◆ **O que fazer**: Transcreva integralmente o texto sobre Santo Agostinho, sem alterar nenhuma palavra.

═══ Trecho apresentado

SANTO AGOSTINHO

ELEMENTOS FUNDAMENTAIS DE SUA DOUTRINA

 

 

 

         Santo Agostinho converteu-se ao Cristianismo no ano 386 da era cristã, aos 32 anos de idade.  Antes de sua conversão, Agostinho procurou a sabedoria através da filosofia.  Primeiramente com o Maniqueísmo de Fausto (doutrina que prega a existência absoluta do bem e do mal), e depois com o Neoplatonismo de Plotino.

         Após sua conversão, ele organizou uma espécie de comunidade monástica, onde pretendia passar o resto da vida em recolhimento, aprofundando a vocação religiosa e fundamentando racionalmente a fé que abraçara.

         Entre as principais obras de Agostinho, situam-se: Contra os Acadêmicos (386), Solilóquios (387), Do Livre Arbítrio (388-395), De Magistro (389), Confissões (400), Espírito e Letra (412), A Cidade de Deus (413-426) e As Retratações (413-426).

══════
═══ Dados fornecidos

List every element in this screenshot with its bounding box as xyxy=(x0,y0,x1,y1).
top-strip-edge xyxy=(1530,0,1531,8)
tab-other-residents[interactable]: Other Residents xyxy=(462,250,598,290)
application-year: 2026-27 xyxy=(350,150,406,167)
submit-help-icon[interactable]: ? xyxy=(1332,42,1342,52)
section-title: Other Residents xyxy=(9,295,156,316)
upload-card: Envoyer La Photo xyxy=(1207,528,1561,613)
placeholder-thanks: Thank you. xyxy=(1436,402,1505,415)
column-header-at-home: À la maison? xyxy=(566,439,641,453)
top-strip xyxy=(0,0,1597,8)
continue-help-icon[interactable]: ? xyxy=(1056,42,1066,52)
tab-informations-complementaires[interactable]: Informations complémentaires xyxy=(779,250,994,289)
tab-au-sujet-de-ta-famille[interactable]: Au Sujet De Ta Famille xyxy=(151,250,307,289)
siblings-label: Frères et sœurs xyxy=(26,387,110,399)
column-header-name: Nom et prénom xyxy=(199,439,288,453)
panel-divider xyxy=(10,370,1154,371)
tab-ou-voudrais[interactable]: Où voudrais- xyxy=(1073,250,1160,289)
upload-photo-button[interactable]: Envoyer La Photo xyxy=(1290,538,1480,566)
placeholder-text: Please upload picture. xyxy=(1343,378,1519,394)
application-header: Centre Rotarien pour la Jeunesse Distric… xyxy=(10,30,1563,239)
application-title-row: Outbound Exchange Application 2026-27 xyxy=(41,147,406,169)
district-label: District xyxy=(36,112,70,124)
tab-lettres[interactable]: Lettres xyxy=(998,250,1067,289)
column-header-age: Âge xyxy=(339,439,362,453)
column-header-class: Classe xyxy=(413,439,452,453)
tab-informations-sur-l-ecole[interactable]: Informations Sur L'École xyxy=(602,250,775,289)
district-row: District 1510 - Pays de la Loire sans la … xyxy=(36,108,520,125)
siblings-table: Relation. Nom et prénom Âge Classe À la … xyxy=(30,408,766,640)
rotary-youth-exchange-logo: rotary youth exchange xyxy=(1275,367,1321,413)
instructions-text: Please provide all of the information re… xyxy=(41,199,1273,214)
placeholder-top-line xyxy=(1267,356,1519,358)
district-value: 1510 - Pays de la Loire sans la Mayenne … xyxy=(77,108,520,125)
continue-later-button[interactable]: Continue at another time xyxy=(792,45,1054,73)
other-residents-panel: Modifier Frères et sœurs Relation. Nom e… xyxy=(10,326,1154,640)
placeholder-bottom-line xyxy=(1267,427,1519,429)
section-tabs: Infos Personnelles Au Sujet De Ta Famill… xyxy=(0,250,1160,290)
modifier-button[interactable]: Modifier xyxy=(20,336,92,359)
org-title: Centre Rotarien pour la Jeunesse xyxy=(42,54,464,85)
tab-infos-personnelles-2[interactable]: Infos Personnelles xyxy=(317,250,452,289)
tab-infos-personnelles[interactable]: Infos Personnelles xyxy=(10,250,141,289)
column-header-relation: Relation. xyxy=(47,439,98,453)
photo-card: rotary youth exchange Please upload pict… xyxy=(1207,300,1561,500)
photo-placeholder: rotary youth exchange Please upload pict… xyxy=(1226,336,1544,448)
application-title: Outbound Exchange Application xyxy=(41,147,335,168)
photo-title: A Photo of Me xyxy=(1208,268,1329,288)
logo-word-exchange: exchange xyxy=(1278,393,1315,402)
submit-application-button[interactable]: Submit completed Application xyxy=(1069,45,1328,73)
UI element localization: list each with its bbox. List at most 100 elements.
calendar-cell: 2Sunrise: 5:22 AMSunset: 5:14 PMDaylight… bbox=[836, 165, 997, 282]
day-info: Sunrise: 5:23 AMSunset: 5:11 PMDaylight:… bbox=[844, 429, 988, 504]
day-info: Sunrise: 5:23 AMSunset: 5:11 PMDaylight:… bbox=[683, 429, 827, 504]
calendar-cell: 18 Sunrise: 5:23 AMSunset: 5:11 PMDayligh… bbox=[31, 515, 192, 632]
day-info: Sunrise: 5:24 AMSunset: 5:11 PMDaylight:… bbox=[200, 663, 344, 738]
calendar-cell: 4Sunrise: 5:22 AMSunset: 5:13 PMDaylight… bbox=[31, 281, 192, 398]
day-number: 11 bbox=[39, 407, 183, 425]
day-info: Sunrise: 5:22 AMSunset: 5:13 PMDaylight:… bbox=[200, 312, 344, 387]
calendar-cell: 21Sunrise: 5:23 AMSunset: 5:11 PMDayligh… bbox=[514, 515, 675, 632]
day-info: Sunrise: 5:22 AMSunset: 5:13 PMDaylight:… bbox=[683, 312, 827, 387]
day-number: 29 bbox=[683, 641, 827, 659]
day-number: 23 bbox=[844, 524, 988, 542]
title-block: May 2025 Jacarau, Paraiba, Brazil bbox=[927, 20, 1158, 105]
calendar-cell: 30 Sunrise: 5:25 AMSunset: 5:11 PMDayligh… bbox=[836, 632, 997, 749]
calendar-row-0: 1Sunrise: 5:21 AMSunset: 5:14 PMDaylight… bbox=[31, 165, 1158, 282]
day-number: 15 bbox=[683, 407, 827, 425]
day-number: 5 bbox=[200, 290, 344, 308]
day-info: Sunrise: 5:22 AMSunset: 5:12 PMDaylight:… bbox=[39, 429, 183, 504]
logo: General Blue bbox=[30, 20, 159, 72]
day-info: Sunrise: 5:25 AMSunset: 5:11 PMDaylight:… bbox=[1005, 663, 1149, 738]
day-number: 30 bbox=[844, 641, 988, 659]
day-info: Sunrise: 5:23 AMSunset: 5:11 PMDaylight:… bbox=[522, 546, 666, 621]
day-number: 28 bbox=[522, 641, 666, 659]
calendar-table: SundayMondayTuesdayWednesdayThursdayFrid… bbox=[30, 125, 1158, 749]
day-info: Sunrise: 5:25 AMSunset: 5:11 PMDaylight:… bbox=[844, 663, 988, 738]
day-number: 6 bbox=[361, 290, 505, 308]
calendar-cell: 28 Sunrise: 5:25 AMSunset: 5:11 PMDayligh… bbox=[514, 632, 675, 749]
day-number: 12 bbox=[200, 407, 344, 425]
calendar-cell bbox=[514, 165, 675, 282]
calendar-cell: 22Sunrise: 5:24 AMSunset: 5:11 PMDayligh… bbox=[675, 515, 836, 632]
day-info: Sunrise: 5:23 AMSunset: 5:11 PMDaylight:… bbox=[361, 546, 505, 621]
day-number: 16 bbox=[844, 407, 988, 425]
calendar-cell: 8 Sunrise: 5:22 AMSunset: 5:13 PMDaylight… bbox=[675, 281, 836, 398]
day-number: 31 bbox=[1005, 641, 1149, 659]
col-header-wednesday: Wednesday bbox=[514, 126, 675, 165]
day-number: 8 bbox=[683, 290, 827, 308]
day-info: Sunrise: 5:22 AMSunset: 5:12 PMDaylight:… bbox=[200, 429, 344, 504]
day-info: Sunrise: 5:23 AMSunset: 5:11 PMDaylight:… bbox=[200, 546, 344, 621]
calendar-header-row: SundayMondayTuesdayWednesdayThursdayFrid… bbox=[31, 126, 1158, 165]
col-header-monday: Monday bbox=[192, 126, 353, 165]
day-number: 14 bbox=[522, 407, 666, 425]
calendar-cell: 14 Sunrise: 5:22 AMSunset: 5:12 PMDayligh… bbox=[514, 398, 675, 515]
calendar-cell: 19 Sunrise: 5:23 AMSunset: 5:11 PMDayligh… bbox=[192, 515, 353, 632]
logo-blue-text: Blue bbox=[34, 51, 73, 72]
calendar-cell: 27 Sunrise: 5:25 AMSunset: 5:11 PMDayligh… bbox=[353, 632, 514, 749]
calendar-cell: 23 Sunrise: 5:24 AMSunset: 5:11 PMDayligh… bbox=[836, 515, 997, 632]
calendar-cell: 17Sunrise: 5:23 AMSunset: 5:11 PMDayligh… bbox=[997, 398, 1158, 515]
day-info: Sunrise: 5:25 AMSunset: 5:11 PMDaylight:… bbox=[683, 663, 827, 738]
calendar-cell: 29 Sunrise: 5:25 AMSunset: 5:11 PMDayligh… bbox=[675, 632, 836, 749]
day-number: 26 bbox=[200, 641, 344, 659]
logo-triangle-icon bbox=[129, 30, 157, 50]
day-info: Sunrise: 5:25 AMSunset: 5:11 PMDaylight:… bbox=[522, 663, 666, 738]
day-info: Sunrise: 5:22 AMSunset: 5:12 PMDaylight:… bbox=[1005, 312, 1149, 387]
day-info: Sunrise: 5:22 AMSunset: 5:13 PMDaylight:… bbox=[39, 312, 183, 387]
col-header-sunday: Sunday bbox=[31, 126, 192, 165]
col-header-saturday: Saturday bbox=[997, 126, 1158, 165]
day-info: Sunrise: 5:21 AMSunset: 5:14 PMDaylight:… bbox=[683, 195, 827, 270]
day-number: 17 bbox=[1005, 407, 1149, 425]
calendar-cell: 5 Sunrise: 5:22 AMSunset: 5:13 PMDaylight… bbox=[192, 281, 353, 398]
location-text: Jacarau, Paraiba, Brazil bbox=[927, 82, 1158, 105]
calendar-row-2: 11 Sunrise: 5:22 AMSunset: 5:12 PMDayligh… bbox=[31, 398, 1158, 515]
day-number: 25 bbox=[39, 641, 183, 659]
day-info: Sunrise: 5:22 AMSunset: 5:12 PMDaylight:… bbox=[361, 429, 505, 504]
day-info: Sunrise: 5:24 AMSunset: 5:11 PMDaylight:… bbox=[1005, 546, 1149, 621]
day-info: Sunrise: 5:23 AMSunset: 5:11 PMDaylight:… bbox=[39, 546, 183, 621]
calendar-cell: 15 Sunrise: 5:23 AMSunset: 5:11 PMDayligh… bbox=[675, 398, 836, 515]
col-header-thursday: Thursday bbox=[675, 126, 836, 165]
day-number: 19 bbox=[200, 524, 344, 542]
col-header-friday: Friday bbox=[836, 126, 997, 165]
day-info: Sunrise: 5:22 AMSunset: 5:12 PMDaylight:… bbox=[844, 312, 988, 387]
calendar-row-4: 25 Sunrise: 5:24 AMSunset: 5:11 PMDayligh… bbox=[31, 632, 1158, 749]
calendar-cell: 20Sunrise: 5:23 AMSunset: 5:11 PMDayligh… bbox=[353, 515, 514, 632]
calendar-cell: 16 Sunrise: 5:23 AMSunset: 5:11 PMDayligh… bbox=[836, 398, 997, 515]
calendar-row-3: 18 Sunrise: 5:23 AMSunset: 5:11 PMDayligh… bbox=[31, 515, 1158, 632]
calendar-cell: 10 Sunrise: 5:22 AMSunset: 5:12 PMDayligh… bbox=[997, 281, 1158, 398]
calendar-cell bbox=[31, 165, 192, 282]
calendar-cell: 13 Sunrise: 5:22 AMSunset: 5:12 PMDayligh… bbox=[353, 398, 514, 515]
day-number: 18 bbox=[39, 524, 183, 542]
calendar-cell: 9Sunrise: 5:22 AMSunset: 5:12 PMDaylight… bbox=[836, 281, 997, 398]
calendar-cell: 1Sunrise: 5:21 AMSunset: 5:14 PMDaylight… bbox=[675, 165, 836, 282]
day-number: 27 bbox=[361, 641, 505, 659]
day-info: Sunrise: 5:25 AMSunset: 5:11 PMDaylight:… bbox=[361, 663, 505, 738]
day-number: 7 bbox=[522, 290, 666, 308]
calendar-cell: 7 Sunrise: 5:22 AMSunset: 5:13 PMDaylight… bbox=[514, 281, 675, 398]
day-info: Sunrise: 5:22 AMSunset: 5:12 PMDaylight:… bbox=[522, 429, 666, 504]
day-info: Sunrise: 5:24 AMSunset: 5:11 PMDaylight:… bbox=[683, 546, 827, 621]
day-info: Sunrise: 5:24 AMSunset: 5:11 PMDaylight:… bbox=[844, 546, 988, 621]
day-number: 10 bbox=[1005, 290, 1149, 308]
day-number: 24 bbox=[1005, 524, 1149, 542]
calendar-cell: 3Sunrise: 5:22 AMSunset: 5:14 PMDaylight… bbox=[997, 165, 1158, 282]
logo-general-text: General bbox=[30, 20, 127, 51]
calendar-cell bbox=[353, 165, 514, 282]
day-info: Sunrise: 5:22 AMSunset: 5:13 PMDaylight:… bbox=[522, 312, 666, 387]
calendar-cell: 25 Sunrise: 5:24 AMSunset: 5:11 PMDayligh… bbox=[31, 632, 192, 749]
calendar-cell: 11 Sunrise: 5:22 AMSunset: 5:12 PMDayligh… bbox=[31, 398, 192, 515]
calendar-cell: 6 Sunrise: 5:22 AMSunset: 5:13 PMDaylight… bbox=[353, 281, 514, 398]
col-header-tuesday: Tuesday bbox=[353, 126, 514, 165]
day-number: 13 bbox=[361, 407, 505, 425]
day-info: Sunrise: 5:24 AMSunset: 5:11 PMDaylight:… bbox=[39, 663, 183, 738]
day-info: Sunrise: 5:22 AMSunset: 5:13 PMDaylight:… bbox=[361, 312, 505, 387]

══════

◆ **Resposta**:
SANTO AGOSTINHO

ELEMENTOS FUNDAMENTAIS DE SUA DOUTRINA

 

 

 

         Santo Agostinho converteu-se ao Cristianismo no ano 386 da era cristã, aos 32 anos de idade.  Antes de sua conversão, Agostinho procurou a sabedoria através da filosofia.  Primeiramente com o Maniqueísmo de Fausto (doutrina que prega a existência absoluta do bem e do mal), e depois com o Neoplatonismo de Plotino.

         Após sua conversão, ele organizou uma espécie de comunidade monástica, onde pretendia passar o resto da vida em recolhimento, aprofundando a vocação religiosa e fundamentando racionalmente a fé que abraçara.

         Entre as principais obras de Agostinho, situam-se: Contra os Acadêmicos (386), Solilóquios (387), Do Livre Arbítrio (388-395), De Magistro (389), Confissões (400), Espírito e Letra (412), A Cidade de Deus (413-426) e As Retratações (413-426).